▸ REQUIRED WORK: Gather all lines in the entries that include the word "ylabel".

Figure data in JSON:
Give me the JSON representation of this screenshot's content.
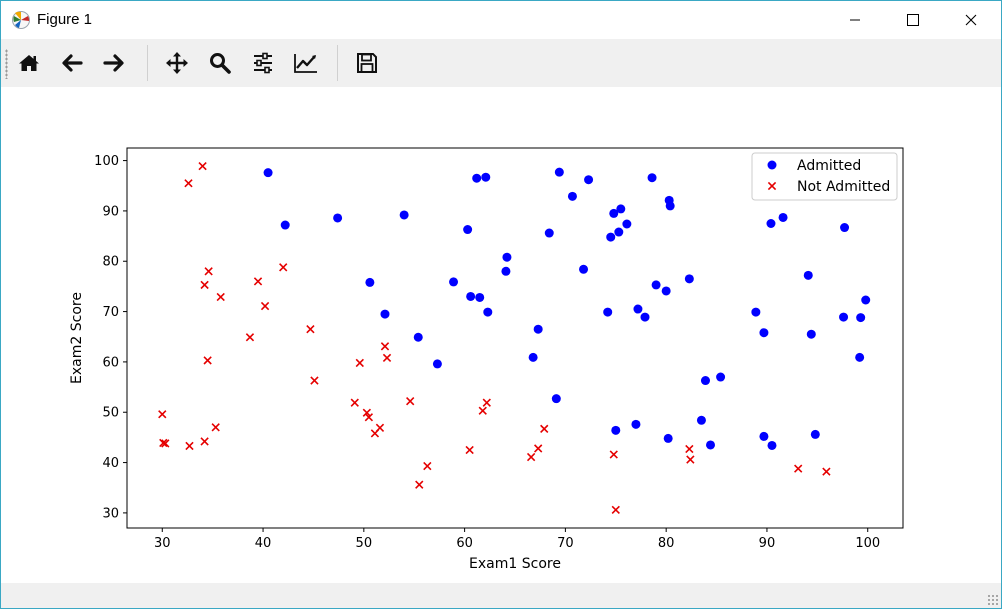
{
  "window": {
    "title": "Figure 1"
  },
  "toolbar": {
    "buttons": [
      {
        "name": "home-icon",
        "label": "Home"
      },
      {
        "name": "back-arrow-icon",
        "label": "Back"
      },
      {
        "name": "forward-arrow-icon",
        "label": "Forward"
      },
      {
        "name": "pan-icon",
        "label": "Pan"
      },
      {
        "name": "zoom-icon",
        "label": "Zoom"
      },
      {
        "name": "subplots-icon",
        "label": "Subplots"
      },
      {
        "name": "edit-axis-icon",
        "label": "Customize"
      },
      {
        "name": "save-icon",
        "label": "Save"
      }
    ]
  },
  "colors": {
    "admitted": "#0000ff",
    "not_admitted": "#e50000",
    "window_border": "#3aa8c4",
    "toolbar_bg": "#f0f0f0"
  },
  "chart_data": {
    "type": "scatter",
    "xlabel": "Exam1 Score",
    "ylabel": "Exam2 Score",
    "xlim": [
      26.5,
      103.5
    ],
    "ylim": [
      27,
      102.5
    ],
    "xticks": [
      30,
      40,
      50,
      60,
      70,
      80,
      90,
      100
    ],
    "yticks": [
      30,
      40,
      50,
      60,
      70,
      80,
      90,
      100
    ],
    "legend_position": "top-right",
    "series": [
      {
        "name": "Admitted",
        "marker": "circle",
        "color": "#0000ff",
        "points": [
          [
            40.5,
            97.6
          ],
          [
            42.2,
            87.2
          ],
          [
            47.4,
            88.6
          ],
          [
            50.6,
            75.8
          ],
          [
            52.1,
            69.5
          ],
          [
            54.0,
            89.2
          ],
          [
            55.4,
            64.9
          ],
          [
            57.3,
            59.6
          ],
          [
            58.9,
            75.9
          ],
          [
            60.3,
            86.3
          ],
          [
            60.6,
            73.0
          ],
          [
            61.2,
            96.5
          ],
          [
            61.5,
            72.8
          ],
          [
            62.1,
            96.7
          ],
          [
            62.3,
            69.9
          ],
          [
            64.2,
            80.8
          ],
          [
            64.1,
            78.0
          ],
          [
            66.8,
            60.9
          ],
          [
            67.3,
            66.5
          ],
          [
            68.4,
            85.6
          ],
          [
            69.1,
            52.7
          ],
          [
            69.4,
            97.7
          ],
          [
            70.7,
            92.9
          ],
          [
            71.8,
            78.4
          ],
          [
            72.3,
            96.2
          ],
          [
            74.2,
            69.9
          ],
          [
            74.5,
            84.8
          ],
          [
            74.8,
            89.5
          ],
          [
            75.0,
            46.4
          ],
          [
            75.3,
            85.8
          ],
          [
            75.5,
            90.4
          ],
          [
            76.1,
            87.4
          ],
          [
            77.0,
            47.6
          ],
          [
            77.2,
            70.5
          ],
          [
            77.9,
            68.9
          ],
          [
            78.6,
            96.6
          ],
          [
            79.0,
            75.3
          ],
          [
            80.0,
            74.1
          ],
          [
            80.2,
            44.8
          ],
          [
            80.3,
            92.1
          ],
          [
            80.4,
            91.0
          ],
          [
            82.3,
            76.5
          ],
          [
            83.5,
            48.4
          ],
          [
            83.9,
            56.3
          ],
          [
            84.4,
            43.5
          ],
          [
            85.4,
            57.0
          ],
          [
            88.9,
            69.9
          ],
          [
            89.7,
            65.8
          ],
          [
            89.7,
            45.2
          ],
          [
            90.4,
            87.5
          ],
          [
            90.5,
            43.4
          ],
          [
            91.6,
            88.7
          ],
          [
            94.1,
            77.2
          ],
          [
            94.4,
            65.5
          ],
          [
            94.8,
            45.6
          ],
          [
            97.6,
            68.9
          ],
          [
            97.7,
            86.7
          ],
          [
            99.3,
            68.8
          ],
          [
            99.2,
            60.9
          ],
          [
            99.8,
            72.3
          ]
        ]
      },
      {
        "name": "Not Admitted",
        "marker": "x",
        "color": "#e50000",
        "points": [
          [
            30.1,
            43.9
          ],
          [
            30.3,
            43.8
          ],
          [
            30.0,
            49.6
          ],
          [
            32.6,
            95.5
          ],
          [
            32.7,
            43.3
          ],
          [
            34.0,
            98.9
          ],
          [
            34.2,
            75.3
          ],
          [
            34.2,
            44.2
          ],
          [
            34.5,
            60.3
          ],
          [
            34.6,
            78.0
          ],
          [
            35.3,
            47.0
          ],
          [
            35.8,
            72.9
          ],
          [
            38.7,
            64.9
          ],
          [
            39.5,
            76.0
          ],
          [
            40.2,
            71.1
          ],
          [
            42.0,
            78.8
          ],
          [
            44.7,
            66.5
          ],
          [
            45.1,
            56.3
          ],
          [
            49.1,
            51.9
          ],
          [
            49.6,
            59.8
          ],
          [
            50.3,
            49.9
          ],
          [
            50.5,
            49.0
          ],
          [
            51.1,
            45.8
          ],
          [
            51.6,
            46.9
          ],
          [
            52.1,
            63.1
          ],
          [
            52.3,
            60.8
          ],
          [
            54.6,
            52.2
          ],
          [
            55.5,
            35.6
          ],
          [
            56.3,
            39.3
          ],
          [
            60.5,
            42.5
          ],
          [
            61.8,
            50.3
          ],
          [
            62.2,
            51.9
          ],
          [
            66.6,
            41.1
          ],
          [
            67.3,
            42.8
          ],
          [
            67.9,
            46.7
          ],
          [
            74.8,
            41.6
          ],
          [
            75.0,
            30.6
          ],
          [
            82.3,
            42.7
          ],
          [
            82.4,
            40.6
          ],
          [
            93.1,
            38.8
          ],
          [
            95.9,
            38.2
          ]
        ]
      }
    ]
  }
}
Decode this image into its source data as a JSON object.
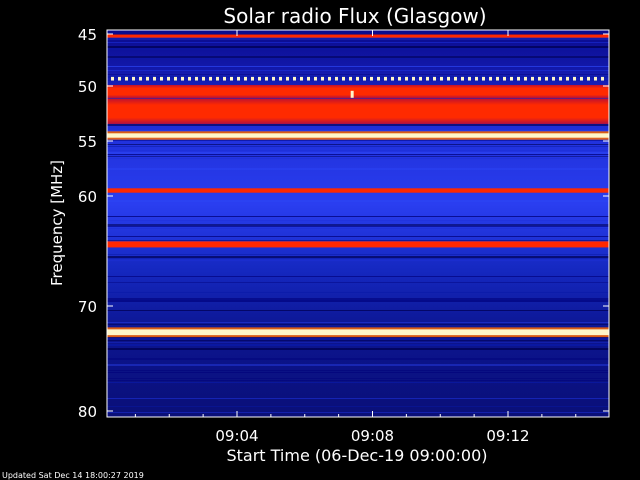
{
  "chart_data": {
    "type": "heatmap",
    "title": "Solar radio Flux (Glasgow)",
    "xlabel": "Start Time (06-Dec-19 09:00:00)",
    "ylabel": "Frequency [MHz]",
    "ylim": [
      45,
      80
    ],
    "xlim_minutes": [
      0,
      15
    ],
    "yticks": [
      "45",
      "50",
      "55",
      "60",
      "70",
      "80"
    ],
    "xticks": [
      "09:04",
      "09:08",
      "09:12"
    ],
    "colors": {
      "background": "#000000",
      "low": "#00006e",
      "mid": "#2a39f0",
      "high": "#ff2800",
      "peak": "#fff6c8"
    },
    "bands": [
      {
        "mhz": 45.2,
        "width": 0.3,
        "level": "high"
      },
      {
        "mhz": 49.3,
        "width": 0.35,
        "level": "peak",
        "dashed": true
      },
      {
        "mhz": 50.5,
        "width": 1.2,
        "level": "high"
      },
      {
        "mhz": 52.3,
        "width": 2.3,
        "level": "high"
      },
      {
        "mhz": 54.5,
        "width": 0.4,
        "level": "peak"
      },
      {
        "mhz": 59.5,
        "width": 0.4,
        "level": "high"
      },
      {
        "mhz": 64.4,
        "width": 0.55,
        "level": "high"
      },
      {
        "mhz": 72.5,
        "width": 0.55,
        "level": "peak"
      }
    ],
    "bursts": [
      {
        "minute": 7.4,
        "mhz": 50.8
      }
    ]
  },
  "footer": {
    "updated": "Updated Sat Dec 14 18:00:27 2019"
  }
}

▸ SOLUTION:
    "ylabel": "Exam2 Score",
    "ylabel": "Frequency [MHz]",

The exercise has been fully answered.